- **Requirements**
Can you find the lines of the listing that include "xlabel" and copy every one?

- **Records shown**
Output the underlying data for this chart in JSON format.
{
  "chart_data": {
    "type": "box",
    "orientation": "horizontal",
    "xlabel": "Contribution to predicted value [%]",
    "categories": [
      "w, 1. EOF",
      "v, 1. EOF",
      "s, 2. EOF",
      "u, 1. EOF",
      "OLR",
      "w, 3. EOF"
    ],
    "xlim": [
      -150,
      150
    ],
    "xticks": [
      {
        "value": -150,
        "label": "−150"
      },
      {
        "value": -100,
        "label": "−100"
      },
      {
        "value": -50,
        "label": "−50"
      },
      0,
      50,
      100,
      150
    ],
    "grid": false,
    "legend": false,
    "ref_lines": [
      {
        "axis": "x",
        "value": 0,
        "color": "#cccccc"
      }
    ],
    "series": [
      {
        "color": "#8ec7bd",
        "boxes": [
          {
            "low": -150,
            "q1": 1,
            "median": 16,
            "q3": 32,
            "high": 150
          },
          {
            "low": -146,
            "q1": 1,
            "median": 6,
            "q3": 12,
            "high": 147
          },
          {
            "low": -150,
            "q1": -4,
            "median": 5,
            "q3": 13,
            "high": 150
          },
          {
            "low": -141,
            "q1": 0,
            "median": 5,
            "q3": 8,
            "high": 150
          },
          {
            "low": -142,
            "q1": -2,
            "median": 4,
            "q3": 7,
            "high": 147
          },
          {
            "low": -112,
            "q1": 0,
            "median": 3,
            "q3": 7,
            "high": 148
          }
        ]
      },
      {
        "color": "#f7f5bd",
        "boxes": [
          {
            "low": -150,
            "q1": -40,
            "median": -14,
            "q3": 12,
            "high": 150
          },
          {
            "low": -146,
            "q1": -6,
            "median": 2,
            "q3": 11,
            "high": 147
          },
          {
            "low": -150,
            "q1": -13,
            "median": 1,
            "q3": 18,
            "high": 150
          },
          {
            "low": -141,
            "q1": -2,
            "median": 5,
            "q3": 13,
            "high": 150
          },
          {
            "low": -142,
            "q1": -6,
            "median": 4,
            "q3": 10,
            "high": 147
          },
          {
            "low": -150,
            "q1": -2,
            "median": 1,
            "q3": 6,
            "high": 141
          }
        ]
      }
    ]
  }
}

--

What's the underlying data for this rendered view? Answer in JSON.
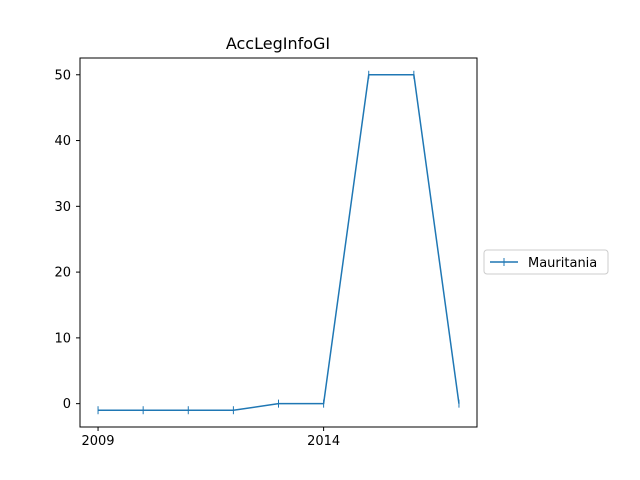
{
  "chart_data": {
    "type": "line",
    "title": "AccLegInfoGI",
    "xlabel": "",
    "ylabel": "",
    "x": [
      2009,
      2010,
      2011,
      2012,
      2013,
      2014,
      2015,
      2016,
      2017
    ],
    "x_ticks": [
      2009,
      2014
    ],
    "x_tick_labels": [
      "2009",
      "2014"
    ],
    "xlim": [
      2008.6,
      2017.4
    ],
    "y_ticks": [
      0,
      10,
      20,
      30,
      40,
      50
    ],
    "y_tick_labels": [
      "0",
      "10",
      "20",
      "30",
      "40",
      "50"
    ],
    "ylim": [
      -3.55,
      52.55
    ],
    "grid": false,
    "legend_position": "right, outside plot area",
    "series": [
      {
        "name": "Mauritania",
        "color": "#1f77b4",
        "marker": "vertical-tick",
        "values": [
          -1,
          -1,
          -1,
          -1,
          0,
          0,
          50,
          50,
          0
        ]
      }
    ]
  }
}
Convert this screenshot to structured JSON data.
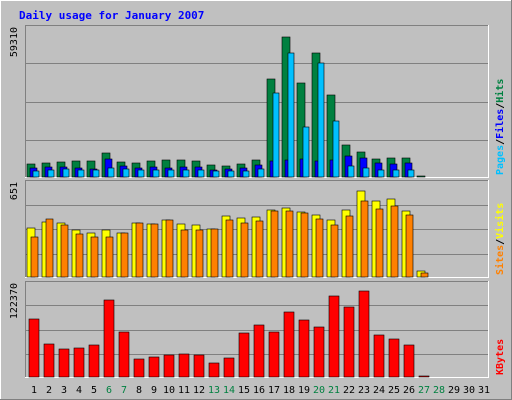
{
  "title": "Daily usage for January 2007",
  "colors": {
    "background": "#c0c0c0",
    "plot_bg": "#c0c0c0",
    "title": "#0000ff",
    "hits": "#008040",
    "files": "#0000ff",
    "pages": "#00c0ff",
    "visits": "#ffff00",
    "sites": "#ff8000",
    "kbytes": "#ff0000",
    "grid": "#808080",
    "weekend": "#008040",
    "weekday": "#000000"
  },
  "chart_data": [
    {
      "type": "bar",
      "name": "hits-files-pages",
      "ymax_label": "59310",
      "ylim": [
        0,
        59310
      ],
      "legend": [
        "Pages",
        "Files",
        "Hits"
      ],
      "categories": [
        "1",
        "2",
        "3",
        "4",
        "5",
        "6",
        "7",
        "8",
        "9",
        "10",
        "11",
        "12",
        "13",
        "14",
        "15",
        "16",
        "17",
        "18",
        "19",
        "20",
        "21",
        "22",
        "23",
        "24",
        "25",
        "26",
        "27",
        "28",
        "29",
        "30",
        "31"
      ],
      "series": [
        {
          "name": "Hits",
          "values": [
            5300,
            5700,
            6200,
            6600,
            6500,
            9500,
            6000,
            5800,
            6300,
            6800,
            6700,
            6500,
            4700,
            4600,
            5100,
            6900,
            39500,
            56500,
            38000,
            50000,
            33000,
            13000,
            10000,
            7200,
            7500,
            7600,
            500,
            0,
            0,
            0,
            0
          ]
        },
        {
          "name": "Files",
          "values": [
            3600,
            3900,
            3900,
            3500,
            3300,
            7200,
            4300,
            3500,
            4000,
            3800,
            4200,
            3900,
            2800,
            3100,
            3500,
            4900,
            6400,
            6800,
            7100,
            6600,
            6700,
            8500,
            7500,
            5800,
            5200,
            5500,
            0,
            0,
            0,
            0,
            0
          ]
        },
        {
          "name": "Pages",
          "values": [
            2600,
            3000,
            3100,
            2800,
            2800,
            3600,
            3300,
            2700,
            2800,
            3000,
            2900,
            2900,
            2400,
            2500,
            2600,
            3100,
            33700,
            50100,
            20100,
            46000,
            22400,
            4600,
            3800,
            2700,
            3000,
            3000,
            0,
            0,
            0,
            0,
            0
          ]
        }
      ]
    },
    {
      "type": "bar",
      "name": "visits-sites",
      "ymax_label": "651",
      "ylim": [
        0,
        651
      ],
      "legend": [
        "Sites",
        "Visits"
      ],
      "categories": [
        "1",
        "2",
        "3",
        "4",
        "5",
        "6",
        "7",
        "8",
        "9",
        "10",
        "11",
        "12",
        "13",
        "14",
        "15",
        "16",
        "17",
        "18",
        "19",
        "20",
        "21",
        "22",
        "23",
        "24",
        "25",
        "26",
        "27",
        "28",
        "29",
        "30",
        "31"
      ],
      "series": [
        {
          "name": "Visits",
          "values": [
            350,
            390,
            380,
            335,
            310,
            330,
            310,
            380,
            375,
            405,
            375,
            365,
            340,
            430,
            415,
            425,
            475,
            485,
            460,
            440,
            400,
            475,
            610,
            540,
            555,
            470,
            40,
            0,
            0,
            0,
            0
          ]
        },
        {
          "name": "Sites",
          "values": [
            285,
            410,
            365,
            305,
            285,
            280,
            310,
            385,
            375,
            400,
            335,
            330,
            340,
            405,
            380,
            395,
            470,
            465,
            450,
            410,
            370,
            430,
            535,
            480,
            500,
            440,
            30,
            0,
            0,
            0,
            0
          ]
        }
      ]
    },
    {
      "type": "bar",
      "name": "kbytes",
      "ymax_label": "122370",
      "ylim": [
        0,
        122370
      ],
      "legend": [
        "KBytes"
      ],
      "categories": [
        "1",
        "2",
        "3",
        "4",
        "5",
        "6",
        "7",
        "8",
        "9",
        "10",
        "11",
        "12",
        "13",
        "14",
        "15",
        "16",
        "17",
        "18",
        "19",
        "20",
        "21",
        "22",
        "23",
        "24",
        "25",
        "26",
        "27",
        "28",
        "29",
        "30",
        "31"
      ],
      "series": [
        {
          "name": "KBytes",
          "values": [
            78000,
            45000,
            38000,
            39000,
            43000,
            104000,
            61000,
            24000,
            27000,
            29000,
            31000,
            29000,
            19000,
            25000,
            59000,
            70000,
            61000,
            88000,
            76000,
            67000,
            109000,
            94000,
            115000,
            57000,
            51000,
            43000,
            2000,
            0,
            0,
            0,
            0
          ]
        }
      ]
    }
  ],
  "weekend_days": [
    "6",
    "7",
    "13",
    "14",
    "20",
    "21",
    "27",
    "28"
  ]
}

...

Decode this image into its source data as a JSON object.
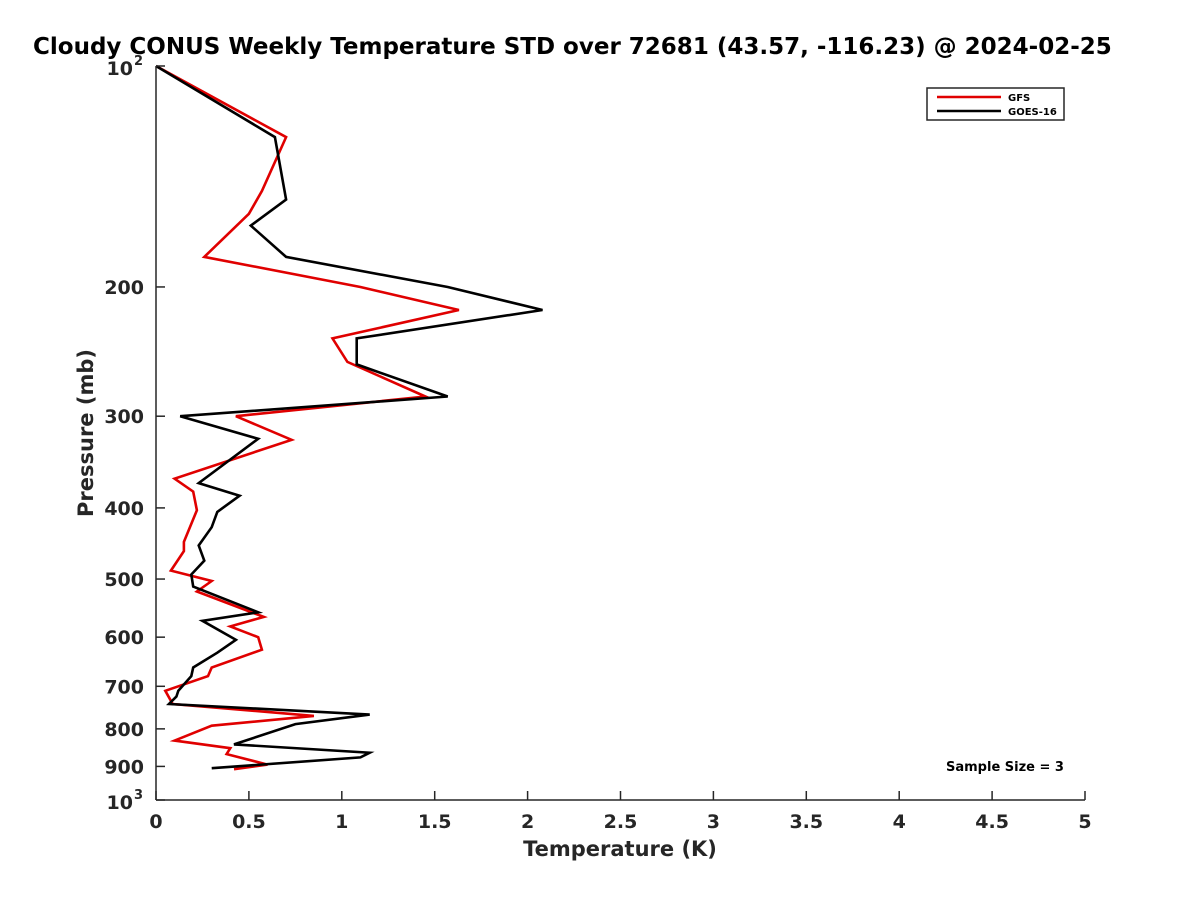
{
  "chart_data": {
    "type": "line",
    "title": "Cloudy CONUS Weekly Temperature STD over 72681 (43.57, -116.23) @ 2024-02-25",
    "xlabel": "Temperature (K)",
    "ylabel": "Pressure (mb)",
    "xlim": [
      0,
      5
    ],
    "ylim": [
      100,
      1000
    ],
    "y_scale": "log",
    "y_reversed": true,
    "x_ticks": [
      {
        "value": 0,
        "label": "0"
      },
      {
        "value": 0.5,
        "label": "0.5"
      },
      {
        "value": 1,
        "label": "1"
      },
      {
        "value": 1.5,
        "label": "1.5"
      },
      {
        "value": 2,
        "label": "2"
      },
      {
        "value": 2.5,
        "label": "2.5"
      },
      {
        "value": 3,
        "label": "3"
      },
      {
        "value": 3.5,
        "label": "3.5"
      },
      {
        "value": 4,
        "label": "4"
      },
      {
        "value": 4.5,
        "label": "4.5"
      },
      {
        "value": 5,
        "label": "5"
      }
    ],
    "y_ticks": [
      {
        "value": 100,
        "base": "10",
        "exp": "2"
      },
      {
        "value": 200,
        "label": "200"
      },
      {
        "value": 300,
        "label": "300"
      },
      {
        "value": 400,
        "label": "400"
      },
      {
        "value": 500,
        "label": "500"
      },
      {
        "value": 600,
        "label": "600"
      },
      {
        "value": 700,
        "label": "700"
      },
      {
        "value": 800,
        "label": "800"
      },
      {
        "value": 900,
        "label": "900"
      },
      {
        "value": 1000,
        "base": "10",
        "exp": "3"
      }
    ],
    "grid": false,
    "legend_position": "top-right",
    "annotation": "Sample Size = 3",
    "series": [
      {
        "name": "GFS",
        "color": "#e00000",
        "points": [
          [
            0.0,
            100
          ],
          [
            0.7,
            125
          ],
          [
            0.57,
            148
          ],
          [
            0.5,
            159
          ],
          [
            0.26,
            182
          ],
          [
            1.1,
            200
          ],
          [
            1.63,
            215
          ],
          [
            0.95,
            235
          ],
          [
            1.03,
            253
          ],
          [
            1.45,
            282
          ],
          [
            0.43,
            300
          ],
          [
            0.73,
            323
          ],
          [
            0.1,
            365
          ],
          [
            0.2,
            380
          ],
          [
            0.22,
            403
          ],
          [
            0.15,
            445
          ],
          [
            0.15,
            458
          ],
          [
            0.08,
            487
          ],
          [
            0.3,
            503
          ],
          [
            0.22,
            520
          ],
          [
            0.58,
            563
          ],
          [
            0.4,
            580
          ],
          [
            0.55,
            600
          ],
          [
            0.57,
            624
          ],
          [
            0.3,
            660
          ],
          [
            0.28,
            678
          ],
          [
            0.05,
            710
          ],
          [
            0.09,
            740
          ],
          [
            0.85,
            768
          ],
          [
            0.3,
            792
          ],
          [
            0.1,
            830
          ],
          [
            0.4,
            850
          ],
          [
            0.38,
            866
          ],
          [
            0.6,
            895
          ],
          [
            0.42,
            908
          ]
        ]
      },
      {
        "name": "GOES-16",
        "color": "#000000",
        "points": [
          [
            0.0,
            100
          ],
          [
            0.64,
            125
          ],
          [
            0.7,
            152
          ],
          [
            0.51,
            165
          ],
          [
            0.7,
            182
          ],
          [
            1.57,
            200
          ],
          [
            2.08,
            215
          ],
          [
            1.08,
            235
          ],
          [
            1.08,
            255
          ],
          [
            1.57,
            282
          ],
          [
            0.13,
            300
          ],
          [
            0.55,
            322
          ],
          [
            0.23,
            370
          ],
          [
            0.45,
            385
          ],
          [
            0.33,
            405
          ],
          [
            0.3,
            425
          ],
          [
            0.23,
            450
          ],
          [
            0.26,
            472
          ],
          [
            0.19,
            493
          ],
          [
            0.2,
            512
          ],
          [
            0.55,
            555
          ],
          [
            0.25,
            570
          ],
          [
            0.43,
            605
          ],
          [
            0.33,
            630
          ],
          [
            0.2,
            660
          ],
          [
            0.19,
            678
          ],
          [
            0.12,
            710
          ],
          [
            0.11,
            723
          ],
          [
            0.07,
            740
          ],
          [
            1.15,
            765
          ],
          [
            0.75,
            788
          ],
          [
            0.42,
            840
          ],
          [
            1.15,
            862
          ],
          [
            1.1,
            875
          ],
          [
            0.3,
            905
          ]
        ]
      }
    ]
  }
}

- **Correct response**
    "xlabel": "Contribution to predicted value [%]",
    "xlabel": "",
    "xlabel": "Temperature (K)",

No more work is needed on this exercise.